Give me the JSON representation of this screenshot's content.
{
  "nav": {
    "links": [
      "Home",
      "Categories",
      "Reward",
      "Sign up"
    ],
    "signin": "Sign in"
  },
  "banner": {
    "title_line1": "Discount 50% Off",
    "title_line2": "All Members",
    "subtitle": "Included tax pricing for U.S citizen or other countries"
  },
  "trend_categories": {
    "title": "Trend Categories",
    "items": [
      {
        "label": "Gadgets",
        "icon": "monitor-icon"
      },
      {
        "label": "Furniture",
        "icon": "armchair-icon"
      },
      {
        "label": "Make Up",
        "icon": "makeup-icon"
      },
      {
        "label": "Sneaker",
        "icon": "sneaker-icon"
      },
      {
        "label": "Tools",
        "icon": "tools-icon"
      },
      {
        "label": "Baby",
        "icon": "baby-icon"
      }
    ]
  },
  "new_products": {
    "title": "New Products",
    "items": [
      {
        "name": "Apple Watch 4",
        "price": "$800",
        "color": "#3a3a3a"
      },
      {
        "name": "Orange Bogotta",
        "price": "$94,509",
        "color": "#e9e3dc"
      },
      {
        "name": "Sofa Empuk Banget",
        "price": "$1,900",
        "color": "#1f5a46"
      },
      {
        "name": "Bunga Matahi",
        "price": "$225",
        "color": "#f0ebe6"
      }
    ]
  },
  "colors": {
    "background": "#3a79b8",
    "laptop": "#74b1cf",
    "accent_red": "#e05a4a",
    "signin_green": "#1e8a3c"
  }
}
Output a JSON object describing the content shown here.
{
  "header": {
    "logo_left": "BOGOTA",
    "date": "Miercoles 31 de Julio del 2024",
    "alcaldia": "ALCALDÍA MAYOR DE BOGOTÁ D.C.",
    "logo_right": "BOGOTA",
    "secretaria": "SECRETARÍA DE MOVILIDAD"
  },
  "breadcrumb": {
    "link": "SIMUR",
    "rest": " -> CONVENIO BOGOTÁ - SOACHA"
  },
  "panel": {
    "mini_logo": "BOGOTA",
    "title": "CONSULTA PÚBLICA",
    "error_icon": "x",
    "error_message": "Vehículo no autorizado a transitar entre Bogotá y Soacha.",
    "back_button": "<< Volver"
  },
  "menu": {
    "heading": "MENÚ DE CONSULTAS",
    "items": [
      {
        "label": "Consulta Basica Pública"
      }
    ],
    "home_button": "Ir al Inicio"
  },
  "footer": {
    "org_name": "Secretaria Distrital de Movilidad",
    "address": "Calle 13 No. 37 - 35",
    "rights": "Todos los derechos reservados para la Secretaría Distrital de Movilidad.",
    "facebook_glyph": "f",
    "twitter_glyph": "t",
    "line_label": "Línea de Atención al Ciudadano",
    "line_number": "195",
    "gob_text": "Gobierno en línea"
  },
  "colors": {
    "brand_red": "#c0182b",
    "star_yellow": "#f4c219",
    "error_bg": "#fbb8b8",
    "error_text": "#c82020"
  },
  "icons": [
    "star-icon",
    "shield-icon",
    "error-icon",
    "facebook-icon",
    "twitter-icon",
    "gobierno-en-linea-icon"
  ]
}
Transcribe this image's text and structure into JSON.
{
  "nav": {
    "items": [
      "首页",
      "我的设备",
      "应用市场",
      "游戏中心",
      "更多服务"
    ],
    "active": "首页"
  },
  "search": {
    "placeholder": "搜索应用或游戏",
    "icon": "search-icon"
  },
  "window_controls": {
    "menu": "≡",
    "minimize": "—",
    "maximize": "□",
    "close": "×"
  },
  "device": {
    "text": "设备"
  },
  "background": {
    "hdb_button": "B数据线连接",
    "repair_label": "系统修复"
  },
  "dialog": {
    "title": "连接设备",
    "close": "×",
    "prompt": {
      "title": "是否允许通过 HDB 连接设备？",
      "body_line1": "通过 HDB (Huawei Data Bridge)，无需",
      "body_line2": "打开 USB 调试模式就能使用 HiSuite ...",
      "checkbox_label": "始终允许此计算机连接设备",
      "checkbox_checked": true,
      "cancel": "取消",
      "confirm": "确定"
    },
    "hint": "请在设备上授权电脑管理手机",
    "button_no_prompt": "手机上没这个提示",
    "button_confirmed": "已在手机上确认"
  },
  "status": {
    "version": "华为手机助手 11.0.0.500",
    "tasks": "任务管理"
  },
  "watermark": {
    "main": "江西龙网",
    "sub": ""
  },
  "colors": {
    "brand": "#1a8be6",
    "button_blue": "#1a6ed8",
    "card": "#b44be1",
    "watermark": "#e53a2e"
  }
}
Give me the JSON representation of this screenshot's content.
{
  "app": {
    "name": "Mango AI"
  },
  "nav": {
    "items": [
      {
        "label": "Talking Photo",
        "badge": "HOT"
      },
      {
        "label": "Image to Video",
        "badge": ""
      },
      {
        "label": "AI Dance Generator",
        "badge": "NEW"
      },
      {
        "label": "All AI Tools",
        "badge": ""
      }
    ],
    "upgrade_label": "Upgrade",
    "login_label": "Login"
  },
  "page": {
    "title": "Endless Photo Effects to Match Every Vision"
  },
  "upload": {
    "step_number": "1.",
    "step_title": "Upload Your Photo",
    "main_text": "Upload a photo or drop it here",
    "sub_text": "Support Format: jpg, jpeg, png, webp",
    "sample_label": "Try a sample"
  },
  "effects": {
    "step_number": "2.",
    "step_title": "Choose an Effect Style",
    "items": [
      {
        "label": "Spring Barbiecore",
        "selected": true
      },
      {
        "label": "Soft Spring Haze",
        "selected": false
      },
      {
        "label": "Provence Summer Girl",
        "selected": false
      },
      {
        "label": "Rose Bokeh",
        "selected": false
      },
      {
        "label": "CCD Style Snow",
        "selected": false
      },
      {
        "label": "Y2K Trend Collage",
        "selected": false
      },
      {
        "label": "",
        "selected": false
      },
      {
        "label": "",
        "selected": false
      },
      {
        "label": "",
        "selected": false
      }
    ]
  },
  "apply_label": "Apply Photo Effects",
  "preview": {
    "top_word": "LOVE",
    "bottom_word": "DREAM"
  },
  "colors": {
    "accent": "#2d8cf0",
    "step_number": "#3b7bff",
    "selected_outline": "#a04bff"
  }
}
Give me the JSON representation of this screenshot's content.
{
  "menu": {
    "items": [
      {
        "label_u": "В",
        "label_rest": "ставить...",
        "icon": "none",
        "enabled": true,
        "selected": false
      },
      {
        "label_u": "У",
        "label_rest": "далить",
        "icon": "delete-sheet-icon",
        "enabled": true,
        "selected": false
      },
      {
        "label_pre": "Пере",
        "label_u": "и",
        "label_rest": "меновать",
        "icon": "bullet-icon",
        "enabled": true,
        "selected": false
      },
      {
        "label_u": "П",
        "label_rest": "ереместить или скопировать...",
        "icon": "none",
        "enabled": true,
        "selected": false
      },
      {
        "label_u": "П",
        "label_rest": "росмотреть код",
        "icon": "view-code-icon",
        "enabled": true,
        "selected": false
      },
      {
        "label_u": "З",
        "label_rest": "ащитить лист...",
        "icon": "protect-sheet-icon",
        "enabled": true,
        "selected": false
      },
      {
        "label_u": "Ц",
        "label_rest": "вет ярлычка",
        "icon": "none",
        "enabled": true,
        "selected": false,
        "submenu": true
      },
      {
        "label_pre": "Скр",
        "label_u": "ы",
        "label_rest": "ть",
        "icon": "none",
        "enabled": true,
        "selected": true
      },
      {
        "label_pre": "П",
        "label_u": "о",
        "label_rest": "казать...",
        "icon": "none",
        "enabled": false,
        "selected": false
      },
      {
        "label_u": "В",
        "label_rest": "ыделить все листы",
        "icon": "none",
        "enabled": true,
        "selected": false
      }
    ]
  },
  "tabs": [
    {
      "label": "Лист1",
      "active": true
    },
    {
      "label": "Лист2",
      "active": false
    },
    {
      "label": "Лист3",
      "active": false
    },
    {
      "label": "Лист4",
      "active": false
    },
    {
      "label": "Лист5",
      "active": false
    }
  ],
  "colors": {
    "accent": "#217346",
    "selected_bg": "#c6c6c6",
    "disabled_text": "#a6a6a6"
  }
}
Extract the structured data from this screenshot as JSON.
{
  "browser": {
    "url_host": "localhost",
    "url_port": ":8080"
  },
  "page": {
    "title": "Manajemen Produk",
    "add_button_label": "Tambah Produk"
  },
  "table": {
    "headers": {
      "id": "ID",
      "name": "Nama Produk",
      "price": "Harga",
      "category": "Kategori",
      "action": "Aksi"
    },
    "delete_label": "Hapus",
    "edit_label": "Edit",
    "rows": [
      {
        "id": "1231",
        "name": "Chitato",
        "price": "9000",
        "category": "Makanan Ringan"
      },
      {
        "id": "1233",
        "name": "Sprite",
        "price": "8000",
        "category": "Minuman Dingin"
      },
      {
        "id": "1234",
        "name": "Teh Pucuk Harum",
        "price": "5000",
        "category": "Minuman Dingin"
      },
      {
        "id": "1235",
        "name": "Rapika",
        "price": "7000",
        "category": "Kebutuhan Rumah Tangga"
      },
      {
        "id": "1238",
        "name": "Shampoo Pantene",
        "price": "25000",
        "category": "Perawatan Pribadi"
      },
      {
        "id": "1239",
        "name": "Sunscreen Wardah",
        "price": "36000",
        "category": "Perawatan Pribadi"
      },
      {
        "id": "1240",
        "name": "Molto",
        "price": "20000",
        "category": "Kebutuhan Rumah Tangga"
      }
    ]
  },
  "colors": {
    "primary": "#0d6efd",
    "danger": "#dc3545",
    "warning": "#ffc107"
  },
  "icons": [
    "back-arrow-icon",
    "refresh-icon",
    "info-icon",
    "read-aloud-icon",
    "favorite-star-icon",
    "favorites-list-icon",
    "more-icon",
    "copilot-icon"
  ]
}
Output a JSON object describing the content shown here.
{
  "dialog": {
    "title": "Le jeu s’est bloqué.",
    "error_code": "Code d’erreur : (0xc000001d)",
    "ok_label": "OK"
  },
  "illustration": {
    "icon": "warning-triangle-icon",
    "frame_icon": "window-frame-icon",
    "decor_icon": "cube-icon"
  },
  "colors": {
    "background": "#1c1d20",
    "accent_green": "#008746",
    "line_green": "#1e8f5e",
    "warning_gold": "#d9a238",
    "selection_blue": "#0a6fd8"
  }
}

______

Do this:
How many of the lines above hold the word "Distrital"? Give only that number.

Answer to the problem:
2